_TASK DIRECTIONS_
Give the entries back exactly, dropping each image.

═════ DATA TO USE

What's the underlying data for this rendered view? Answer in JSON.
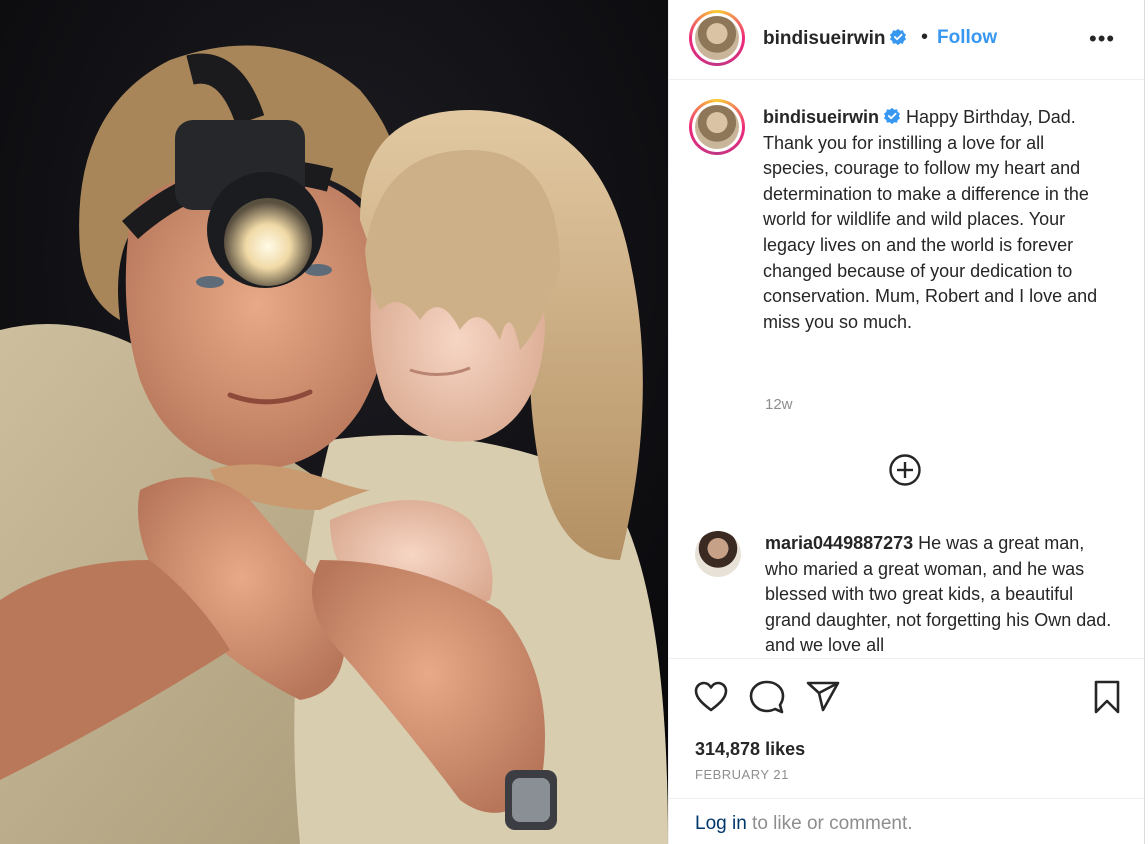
{
  "header": {
    "username": "bindisueirwin",
    "separator": "•",
    "follow_label": "Follow",
    "more_label": "•••"
  },
  "caption": {
    "username": "bindisueirwin",
    "text": "Happy Birthday, Dad.\nThank you for instilling a love for all species, courage to follow my heart and determination to make a difference in the world for wildlife and wild places. Your legacy lives on and the world is forever changed because of your dedication to conservation. Mum, Robert and I love and miss you so much.",
    "time": "12w"
  },
  "load_more_icon": "plus-circle-icon",
  "comment": {
    "username": "maria0449887273",
    "text": "He was a great man, who maried a great woman, and he was blessed with two great kids, a beautiful grand daughter, not forgetting his Own dad. and we love all"
  },
  "actions": {
    "icons": [
      "heart-icon",
      "comment-icon",
      "share-icon",
      "bookmark-icon"
    ],
    "likes": "314,878 likes",
    "date": "FEBRUARY 21"
  },
  "login": {
    "link_text": "Log in",
    "rest_text": " to like or comment."
  },
  "colors": {
    "follow": "#3897f0",
    "verified": "#3897f0",
    "secondary_text": "#8e8e8e",
    "link": "#00376b"
  }
}
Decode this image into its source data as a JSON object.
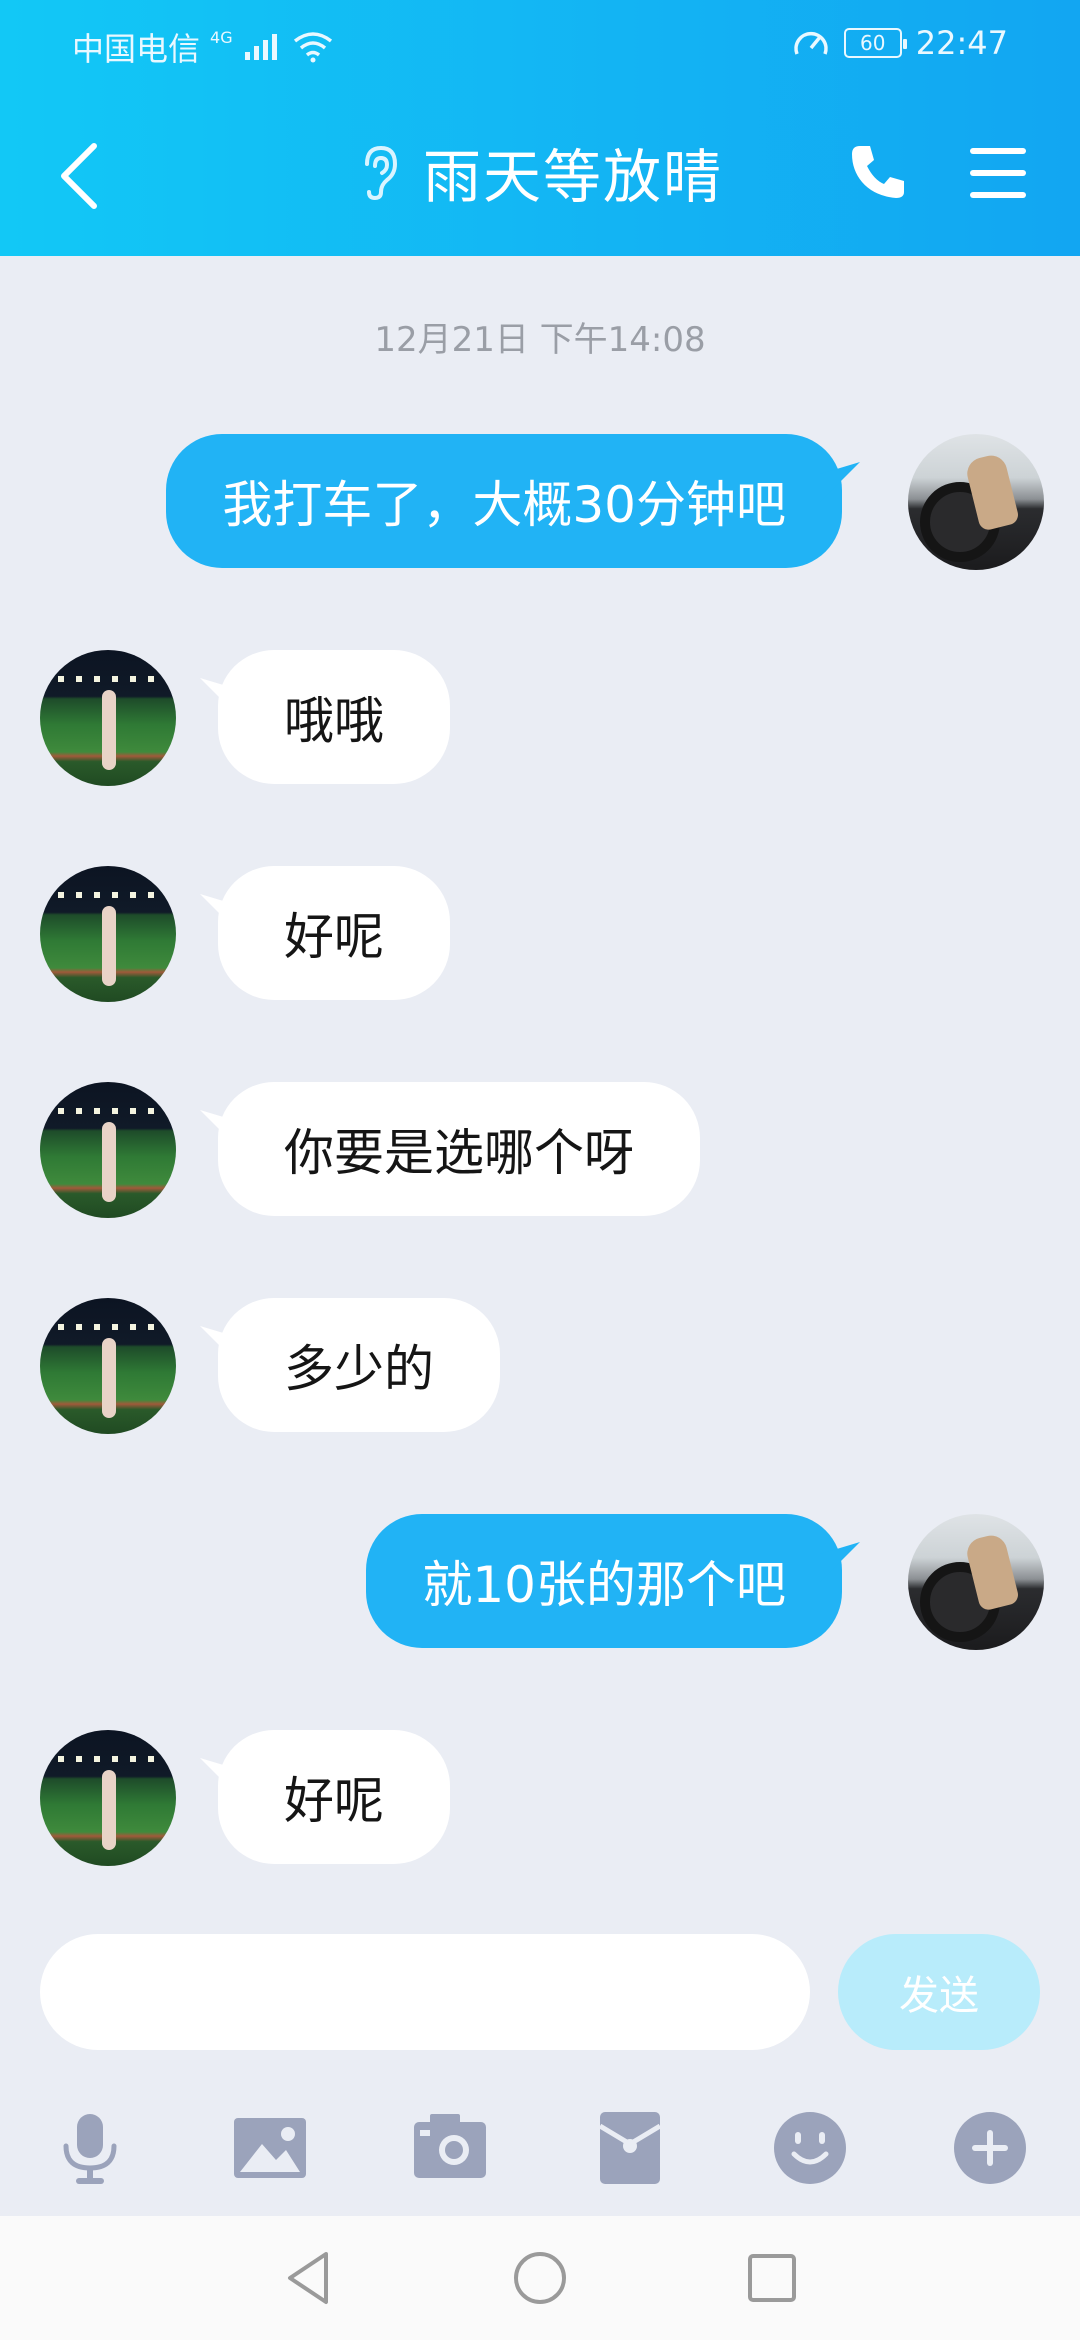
{
  "status_bar": {
    "carrier": "中国电信",
    "network_tag": "4G",
    "battery": "60",
    "time": "22:47"
  },
  "header": {
    "title": "雨天等放晴",
    "icons": [
      "back-icon",
      "ear-icon",
      "phone-icon",
      "menu-icon"
    ]
  },
  "chat": {
    "timestamp": "12月21日 下午14:08",
    "messages": [
      {
        "side": "out",
        "text": "我打车了，大概30分钟吧"
      },
      {
        "side": "in",
        "text": "哦哦"
      },
      {
        "side": "in",
        "text": "好呢"
      },
      {
        "side": "in",
        "text": "你要是选哪个呀"
      },
      {
        "side": "in",
        "text": "多少的"
      },
      {
        "side": "out",
        "text": "就10张的那个吧"
      },
      {
        "side": "in",
        "text": "好呢"
      }
    ]
  },
  "input": {
    "value": "",
    "placeholder": "",
    "send_label": "发送"
  },
  "toolbar": {
    "icons": [
      "microphone-icon",
      "image-icon",
      "camera-icon",
      "red-packet-icon",
      "emoji-icon",
      "plus-icon"
    ]
  },
  "nav": {
    "icons": [
      "back-triangle-icon",
      "home-circle-icon",
      "recent-square-icon"
    ]
  },
  "colors": {
    "header_start": "#12c8f6",
    "header_end": "#12a6f2",
    "outgoing_bubble": "#21b3f5",
    "incoming_bubble": "#ffffff",
    "chat_background": "#eaedf4",
    "toolbar_icon": "#9ba3bb",
    "send_button": "#b8ecfb"
  }
}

══════════

_THE OUTPUT_
What's the underlying data for this rendered view? Answer in JSON.
{
  "header": {
    "username": "bindisueirwin",
    "separator": "•",
    "follow_label": "Follow",
    "more_label": "•••"
  },
  "caption": {
    "username": "bindisueirwin",
    "text": "Happy Birthday, Dad.\nThank you for instilling a love for all species, courage to follow my heart and determination to make a difference in the world for wildlife and wild places. Your legacy lives on and the world is forever changed because of your dedication to conservation. Mum, Robert and I love and miss you so much.",
    "time": "12w"
  },
  "load_more_icon": "plus-circle-icon",
  "comment": {
    "username": "maria0449887273",
    "text": "He was a great man, who maried a great woman, and he was blessed with two great kids, a beautiful grand daughter, not forgetting his Own dad. and we love all"
  },
  "actions": {
    "icons": [
      "heart-icon",
      "comment-icon",
      "share-icon",
      "bookmark-icon"
    ],
    "likes": "314,878 likes",
    "date": "FEBRUARY 21"
  },
  "login": {
    "link_text": "Log in",
    "rest_text": " to like or comment."
  },
  "colors": {
    "follow": "#3897f0",
    "verified": "#3897f0",
    "secondary_text": "#8e8e8e",
    "link": "#00376b"
  }
}
Decode this image into its source data as a JSON object.
{
  "status_bar": {
    "carrier": "中国电信",
    "network_tag": "4G",
    "battery": "60",
    "time": "22:47"
  },
  "header": {
    "title": "雨天等放晴",
    "icons": [
      "back-icon",
      "ear-icon",
      "phone-icon",
      "menu-icon"
    ]
  },
  "chat": {
    "timestamp": "12月21日 下午14:08",
    "messages": [
      {
        "side": "out",
        "text": "我打车了，大概30分钟吧"
      },
      {
        "side": "in",
        "text": "哦哦"
      },
      {
        "side": "in",
        "text": "好呢"
      },
      {
        "side": "in",
        "text": "你要是选哪个呀"
      },
      {
        "side": "in",
        "text": "多少的"
      },
      {
        "side": "out",
        "text": "就10张的那个吧"
      },
      {
        "side": "in",
        "text": "好呢"
      }
    ]
  },
  "input": {
    "value": "",
    "placeholder": "",
    "send_label": "发送"
  },
  "toolbar": {
    "icons": [
      "microphone-icon",
      "image-icon",
      "camera-icon",
      "red-packet-icon",
      "emoji-icon",
      "plus-icon"
    ]
  },
  "nav": {
    "icons": [
      "back-triangle-icon",
      "home-circle-icon",
      "recent-square-icon"
    ]
  },
  "colors": {
    "header_start": "#12c8f6",
    "header_end": "#12a6f2",
    "outgoing_bubble": "#21b3f5",
    "incoming_bubble": "#ffffff",
    "chat_background": "#eaedf4",
    "toolbar_icon": "#9ba3bb",
    "send_button": "#b8ecfb"
  }
}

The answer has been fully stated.